Saved entries
----------
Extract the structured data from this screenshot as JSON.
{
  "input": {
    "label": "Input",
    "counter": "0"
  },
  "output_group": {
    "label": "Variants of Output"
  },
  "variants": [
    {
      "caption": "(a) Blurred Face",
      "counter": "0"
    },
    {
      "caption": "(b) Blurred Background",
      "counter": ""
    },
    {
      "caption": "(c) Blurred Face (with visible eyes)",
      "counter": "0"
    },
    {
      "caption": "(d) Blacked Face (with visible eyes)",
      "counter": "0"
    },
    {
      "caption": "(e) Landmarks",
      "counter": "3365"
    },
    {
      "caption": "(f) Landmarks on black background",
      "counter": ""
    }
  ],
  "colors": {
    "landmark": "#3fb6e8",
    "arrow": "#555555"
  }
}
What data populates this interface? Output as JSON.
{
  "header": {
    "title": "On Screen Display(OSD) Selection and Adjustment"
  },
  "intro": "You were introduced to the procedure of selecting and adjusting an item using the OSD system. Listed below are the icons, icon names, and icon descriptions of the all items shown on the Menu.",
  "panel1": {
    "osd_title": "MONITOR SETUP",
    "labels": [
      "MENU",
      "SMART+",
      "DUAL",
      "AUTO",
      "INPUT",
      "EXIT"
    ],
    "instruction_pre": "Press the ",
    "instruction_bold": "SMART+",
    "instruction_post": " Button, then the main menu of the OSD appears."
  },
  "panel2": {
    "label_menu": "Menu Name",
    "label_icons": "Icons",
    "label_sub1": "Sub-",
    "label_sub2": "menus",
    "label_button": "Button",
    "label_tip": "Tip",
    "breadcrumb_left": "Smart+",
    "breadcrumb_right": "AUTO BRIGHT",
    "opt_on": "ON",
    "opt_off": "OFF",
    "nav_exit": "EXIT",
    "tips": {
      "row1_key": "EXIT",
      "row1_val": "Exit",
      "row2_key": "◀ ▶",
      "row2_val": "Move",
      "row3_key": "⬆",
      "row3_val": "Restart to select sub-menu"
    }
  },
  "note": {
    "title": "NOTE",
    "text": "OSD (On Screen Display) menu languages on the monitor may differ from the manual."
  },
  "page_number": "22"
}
----------
## EXERCISE DESCRIPTION
Repeat the listing in full, keeping every line exactly as it is.

## EXERCISE RESULT
Extract the structured data from this screenshot as JSON.
{
  "input": {
    "label": "Input",
    "counter": "0"
  },
  "output_group": {
    "label": "Variants of Output"
  },
  "variants": [
    {
      "caption": "(a) Blurred Face",
      "counter": "0"
    },
    {
      "caption": "(b) Blurred Background",
      "counter": ""
    },
    {
      "caption": "(c) Blurred Face (with visible eyes)",
      "counter": "0"
    },
    {
      "caption": "(d) Blacked Face (with visible eyes)",
      "counter": "0"
    },
    {
      "caption": "(e) Landmarks",
      "counter": "3365"
    },
    {
      "caption": "(f) Landmarks on black background",
      "counter": ""
    }
  ],
  "colors": {
    "landmark": "#3fb6e8",
    "arrow": "#555555"
  }
}
What data populates this interface? Output as JSON.
{
  "header": {
    "title": "On Screen Display(OSD) Selection and Adjustment"
  },
  "intro": "You were introduced to the procedure of selecting and adjusting an item using the OSD system. Listed below are the icons, icon names, and icon descriptions of the all items shown on the Menu.",
  "panel1": {
    "osd_title": "MONITOR SETUP",
    "labels": [
      "MENU",
      "SMART+",
      "DUAL",
      "AUTO",
      "INPUT",
      "EXIT"
    ],
    "instruction_pre": "Press the ",
    "instruction_bold": "SMART+",
    "instruction_post": " Button, then the main menu of the OSD appears."
  },
  "panel2": {
    "label_menu": "Menu Name",
    "label_icons": "Icons",
    "label_sub1": "Sub-",
    "label_sub2": "menus",
    "label_button": "Button",
    "label_tip": "Tip",
    "breadcrumb_left": "Smart+",
    "breadcrumb_right": "AUTO BRIGHT",
    "opt_on": "ON",
    "opt_off": "OFF",
    "nav_exit": "EXIT",
    "tips": {
      "row1_key": "EXIT",
      "row1_val": "Exit",
      "row2_key": "◀ ▶",
      "row2_val": "Move",
      "row3_key": "⬆",
      "row3_val": "Restart to select sub-menu"
    }
  },
  "note": {
    "title": "NOTE",
    "text": "OSD (On Screen Display) menu languages on the monitor may differ from the manual."
  },
  "page_number": "22"
}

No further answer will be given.